**TASK:**
Count how many lines of the records contain the string "FancyBboxPatch", treating case as significant, and reply with only that number.

**DATA FOR PROCESSING:**
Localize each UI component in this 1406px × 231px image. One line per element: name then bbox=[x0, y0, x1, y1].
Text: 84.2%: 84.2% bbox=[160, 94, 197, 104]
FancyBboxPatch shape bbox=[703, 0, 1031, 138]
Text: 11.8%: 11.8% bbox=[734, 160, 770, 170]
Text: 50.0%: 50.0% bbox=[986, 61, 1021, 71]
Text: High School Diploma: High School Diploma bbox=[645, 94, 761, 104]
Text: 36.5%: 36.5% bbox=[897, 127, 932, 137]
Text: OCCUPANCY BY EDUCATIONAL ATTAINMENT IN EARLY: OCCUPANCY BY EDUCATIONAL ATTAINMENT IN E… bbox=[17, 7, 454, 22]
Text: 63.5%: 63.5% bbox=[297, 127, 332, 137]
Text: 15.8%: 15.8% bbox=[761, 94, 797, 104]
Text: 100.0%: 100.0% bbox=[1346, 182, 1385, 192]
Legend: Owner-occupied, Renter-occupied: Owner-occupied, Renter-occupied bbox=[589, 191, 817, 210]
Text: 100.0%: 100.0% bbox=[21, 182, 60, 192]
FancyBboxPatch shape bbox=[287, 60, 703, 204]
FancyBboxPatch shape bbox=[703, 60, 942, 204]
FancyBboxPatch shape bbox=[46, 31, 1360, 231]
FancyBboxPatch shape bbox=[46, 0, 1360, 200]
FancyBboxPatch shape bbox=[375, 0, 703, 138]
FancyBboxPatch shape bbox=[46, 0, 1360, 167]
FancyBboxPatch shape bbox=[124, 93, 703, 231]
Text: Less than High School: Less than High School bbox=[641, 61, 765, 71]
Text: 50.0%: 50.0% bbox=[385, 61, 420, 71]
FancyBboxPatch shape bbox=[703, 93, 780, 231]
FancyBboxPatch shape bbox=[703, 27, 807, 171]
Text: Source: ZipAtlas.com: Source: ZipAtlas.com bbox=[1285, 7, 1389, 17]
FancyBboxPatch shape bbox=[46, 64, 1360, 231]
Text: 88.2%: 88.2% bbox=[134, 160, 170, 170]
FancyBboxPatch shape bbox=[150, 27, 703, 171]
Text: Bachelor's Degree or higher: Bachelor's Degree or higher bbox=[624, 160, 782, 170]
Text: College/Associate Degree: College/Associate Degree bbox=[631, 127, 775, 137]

**IN RESPONSE:**
12